» EXERCISE INPUTS
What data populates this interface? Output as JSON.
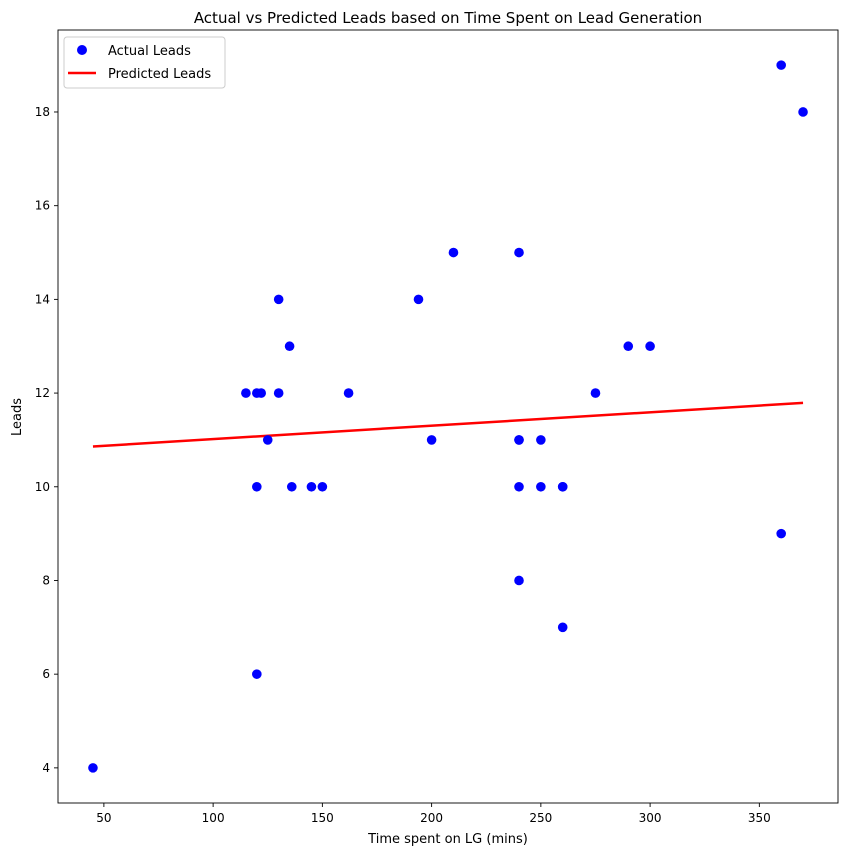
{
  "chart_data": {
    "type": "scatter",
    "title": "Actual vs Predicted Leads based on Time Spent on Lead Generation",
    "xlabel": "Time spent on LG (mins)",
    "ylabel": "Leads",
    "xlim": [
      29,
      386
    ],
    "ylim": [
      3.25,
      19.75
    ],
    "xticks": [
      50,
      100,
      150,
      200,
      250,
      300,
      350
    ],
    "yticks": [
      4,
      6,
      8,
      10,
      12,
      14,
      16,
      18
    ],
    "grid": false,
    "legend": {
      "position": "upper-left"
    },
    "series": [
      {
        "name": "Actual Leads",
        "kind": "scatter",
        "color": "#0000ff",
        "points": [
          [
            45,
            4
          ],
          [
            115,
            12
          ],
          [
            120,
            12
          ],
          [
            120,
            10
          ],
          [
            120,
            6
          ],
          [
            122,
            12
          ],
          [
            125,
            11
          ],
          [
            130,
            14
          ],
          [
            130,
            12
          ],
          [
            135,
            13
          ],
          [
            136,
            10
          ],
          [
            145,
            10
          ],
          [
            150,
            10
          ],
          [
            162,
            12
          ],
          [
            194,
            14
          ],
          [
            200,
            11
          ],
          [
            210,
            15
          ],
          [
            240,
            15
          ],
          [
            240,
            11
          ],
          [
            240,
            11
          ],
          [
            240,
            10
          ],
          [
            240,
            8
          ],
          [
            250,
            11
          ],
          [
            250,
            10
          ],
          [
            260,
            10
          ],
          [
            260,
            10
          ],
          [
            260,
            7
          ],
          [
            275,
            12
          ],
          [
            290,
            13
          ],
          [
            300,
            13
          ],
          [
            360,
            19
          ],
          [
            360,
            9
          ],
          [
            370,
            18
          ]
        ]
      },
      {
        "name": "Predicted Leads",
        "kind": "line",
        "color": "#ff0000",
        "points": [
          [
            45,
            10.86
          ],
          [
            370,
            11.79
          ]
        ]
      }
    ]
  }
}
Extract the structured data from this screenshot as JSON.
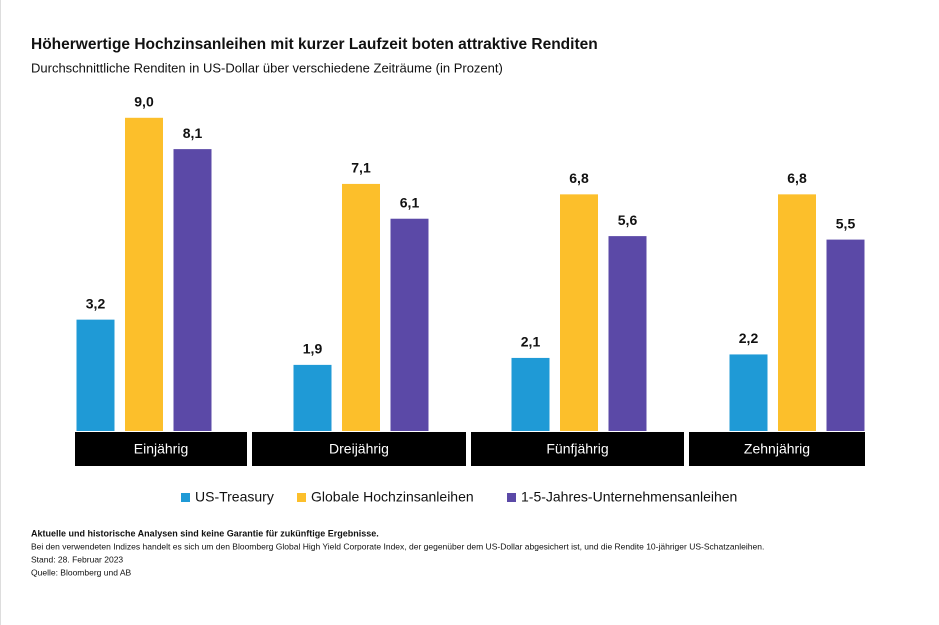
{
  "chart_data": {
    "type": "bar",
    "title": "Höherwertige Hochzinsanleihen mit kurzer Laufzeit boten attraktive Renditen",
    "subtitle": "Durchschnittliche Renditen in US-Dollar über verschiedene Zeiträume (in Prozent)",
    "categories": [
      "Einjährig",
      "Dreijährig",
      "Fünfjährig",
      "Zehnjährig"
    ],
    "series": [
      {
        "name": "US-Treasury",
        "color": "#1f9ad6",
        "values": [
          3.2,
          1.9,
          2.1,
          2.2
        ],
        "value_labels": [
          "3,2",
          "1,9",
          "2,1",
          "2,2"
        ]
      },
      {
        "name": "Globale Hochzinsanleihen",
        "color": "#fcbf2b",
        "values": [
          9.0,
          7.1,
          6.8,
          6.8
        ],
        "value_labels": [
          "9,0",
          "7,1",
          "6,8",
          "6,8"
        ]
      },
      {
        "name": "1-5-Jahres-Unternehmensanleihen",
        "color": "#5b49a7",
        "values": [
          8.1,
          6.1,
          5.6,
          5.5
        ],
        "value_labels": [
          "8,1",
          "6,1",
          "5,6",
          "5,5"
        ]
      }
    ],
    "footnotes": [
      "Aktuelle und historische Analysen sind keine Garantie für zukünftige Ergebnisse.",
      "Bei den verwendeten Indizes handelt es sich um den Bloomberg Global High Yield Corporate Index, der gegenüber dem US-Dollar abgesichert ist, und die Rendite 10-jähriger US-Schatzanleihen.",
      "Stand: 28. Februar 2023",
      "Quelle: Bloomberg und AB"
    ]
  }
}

* * *

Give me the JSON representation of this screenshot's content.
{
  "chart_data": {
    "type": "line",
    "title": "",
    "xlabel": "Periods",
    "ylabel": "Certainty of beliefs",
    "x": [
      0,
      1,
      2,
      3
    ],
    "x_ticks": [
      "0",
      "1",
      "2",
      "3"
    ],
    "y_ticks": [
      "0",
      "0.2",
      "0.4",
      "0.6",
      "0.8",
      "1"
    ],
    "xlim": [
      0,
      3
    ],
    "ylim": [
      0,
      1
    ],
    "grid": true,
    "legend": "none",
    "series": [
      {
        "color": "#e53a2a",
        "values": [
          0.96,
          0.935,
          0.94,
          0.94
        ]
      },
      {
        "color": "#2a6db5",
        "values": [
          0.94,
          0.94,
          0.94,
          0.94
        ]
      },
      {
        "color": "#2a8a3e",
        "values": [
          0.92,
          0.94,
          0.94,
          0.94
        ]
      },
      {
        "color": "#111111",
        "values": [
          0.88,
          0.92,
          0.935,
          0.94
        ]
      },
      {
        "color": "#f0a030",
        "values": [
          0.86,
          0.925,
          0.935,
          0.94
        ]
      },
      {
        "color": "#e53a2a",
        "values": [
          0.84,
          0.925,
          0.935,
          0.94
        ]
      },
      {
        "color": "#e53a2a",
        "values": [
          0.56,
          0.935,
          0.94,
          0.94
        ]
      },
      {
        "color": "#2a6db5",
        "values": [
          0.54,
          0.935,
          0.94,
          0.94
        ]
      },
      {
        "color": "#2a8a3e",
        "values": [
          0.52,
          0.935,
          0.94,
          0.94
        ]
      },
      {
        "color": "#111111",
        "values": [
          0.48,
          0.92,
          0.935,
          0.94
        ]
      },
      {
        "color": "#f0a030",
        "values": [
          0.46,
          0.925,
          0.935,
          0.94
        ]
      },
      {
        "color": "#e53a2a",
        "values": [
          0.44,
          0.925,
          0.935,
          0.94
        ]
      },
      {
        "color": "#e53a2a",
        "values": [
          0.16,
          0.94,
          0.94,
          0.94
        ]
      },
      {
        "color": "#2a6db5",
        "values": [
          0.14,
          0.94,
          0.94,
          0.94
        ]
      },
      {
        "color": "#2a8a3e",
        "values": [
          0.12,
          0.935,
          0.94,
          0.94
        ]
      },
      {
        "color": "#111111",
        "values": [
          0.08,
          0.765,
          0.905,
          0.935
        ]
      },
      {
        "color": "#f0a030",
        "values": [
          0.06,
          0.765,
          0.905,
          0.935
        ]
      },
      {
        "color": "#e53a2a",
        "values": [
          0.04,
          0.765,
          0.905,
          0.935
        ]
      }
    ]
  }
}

==

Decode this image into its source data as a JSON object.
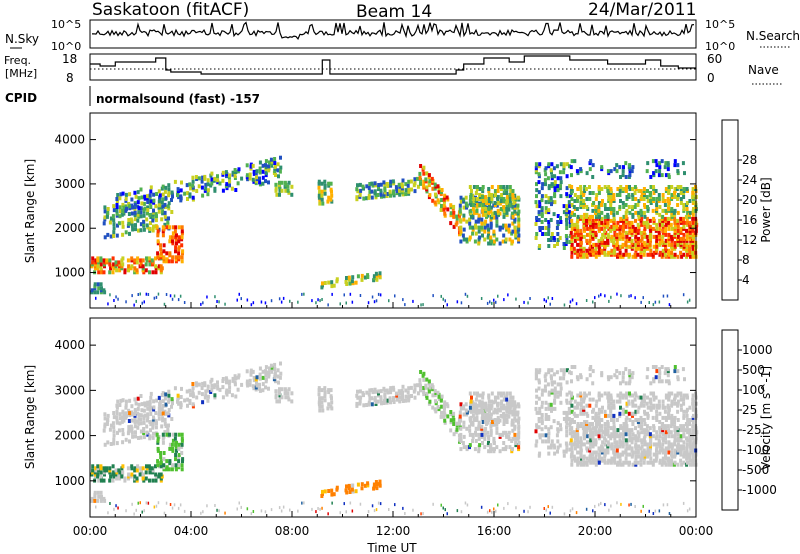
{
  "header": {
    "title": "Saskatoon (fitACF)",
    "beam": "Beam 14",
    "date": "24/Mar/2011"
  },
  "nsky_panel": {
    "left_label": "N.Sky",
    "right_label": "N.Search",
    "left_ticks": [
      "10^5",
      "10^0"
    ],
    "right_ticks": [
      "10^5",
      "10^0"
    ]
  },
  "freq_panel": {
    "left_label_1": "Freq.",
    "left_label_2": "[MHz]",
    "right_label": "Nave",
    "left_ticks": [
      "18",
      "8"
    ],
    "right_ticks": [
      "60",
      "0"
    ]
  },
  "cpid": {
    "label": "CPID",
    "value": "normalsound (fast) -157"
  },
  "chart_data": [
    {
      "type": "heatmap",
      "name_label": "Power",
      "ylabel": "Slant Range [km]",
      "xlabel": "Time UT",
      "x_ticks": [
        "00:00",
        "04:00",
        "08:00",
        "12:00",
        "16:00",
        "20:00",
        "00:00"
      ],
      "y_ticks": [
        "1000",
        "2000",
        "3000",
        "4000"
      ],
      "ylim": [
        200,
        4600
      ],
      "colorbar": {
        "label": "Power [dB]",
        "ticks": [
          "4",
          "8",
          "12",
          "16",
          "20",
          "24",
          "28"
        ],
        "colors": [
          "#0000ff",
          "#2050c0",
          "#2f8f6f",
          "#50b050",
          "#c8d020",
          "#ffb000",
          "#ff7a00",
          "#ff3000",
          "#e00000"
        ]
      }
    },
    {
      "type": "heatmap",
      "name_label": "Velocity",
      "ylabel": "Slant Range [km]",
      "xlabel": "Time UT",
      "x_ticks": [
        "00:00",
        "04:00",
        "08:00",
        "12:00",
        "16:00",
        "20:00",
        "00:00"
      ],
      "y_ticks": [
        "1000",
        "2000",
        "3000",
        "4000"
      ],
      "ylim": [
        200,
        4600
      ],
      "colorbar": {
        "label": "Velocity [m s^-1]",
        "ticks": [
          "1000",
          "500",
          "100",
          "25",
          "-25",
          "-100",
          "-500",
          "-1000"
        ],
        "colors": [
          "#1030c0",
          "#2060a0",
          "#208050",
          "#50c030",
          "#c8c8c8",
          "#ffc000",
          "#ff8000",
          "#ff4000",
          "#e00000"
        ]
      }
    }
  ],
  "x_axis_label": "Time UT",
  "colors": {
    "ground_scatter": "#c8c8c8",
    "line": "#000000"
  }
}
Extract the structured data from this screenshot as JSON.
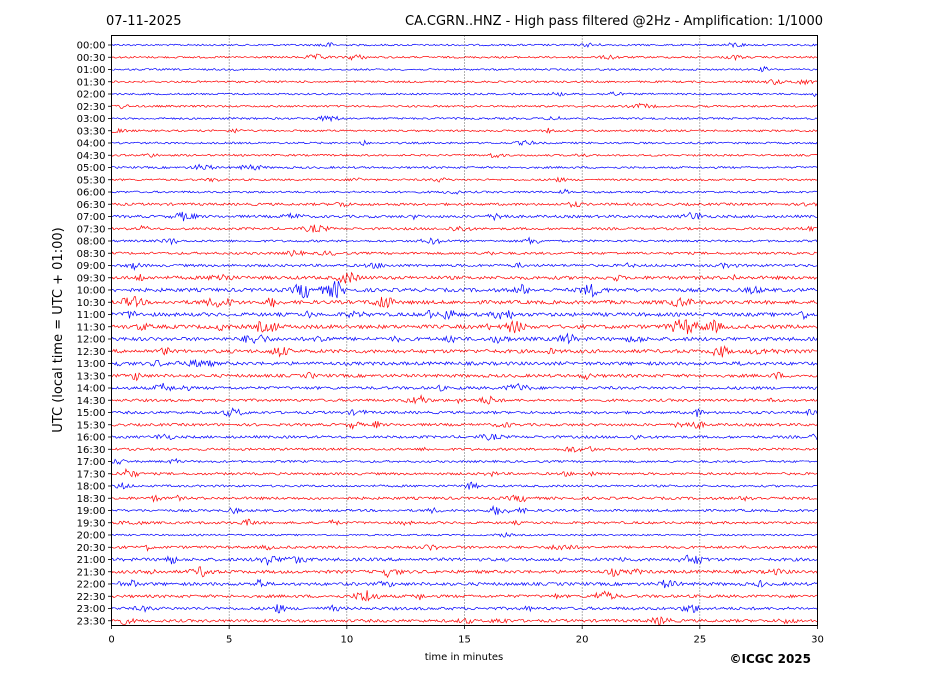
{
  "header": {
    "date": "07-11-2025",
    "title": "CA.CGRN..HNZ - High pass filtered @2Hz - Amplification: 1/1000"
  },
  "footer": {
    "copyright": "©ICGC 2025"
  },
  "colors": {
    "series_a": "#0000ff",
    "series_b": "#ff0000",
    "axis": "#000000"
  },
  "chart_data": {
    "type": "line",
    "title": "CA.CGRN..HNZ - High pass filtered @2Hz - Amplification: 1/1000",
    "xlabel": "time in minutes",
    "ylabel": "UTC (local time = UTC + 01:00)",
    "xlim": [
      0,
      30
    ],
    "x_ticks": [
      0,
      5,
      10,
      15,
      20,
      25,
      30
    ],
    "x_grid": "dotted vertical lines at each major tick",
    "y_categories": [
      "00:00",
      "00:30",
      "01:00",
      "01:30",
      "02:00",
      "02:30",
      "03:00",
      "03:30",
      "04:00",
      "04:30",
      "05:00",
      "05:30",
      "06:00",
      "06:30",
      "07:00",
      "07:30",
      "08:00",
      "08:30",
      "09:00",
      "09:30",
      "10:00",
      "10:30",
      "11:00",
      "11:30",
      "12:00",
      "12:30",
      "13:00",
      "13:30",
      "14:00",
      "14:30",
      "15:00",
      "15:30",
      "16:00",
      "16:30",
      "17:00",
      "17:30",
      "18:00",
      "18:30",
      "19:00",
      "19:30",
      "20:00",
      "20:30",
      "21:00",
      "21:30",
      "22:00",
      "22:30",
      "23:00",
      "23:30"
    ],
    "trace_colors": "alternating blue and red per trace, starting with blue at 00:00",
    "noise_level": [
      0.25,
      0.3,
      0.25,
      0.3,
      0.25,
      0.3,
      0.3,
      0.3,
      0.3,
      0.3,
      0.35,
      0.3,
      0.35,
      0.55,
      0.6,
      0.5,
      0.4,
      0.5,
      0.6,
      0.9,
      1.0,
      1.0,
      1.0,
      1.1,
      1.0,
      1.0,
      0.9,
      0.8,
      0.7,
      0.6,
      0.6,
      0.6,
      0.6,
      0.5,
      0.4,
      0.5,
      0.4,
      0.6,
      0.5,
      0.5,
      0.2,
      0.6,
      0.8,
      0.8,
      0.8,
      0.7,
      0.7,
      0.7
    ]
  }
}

» GOAL OF THE EXERCISE
Filter the data, keeping only the lines that contain "Renditen".

» WORKED ANSWER
    "title": "Höherwertige Hochzinsanleihen mit kurzer Laufzeit boten attraktive Renditen",
    "subtitle": "Durchschnittliche Renditen in US-Dollar über verschiedene Zeiträume (in Prozent)",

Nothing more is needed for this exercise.